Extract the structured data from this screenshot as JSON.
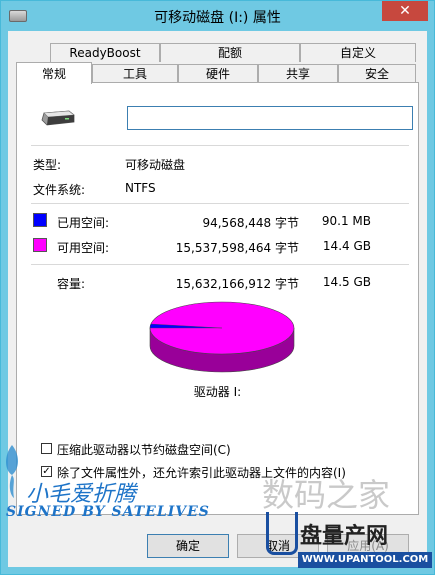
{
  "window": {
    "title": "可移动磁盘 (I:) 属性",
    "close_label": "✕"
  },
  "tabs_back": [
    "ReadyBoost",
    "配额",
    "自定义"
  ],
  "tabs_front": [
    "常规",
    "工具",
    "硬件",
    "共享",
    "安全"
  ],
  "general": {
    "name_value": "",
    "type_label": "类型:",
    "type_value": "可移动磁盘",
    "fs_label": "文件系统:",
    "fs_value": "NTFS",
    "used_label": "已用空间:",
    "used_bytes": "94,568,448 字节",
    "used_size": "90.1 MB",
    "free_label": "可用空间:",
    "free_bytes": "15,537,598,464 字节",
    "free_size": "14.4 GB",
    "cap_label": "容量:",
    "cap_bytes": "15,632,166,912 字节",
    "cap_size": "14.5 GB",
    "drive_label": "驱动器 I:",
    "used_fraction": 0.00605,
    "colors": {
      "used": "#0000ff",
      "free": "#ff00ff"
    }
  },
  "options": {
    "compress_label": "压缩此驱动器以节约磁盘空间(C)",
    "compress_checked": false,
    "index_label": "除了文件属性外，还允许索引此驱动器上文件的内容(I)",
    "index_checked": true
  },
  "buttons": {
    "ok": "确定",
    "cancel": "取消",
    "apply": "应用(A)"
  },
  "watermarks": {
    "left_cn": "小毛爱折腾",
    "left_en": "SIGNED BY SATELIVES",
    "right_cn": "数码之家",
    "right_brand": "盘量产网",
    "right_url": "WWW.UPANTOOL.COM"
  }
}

GIVEN TASK:
Repeat the listing verbatim. Skip the pictures.

WRITTEN RESPONSE:
Extract the structured data from this screenshot as JSON.
{
  "window": {
    "title": "可移动磁盘 (I:) 属性",
    "close_label": "✕"
  },
  "tabs_back": [
    "ReadyBoost",
    "配额",
    "自定义"
  ],
  "tabs_front": [
    "常规",
    "工具",
    "硬件",
    "共享",
    "安全"
  ],
  "general": {
    "name_value": "",
    "type_label": "类型:",
    "type_value": "可移动磁盘",
    "fs_label": "文件系统:",
    "fs_value": "NTFS",
    "used_label": "已用空间:",
    "used_bytes": "94,568,448 字节",
    "used_size": "90.1 MB",
    "free_label": "可用空间:",
    "free_bytes": "15,537,598,464 字节",
    "free_size": "14.4 GB",
    "cap_label": "容量:",
    "cap_bytes": "15,632,166,912 字节",
    "cap_size": "14.5 GB",
    "drive_label": "驱动器 I:",
    "used_fraction": 0.00605,
    "colors": {
      "used": "#0000ff",
      "free": "#ff00ff"
    }
  },
  "options": {
    "compress_label": "压缩此驱动器以节约磁盘空间(C)",
    "compress_checked": false,
    "index_label": "除了文件属性外，还允许索引此驱动器上文件的内容(I)",
    "index_checked": true
  },
  "buttons": {
    "ok": "确定",
    "cancel": "取消",
    "apply": "应用(A)"
  },
  "watermarks": {
    "left_cn": "小毛爱折腾",
    "left_en": "SIGNED BY SATELIVES",
    "right_cn": "数码之家",
    "right_brand": "盘量产网",
    "right_url": "WWW.UPANTOOL.COM"
  }
}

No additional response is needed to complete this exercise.